__Work to do__:
Write out each line from the data below that includes the word "page".

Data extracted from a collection
------------------------------------------------------------------------

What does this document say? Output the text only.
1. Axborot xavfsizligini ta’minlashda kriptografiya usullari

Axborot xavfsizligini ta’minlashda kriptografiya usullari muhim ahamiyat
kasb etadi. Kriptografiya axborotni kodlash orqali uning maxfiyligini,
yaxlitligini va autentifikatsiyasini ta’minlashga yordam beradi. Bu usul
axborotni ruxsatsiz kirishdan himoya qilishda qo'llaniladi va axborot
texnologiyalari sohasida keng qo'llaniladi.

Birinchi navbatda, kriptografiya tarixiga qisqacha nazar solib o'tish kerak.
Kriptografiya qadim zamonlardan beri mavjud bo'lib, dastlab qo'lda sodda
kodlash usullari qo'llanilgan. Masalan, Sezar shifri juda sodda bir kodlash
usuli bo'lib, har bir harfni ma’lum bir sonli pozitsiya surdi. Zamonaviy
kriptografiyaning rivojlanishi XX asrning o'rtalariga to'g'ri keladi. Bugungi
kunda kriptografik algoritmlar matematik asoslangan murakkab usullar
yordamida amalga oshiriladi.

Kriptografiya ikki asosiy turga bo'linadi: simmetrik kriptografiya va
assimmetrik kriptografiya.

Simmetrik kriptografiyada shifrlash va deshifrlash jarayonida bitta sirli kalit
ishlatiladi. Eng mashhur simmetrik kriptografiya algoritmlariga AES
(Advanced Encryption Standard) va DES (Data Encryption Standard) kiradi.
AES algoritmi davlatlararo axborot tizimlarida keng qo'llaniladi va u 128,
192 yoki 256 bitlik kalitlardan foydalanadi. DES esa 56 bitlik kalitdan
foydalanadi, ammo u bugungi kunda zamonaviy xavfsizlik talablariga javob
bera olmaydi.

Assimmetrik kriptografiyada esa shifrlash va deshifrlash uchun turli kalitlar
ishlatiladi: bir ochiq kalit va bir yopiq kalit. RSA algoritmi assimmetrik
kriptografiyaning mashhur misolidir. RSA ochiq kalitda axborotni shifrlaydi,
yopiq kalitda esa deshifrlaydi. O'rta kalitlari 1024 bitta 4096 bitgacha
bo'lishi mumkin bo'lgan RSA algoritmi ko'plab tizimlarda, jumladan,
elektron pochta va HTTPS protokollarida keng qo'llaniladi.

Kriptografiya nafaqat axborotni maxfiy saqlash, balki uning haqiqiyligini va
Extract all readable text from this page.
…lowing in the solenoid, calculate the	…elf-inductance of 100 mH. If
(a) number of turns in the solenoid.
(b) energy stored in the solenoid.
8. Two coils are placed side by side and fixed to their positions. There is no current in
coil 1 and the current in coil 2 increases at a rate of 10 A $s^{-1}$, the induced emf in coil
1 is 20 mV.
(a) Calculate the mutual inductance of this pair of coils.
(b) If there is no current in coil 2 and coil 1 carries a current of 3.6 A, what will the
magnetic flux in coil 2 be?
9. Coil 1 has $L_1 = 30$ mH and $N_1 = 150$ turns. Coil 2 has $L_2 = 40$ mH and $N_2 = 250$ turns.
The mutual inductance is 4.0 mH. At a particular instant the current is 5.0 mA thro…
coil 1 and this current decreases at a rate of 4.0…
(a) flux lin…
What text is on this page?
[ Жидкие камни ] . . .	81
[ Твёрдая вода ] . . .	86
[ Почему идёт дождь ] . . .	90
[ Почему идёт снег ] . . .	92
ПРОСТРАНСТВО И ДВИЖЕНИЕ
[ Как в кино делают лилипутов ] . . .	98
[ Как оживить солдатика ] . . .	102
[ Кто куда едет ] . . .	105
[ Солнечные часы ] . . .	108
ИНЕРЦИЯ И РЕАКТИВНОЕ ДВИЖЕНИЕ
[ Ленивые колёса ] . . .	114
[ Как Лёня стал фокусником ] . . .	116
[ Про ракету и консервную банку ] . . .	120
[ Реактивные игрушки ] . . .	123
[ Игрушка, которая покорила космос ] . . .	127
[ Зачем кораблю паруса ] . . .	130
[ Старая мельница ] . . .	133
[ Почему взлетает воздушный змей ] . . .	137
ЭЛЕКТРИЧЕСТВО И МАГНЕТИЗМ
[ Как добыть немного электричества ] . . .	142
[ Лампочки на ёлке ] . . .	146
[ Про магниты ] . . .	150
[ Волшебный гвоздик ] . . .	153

------------------------------------------------------------------------

__Written answer__:
Extract all readable text from this page.
What text is on this page?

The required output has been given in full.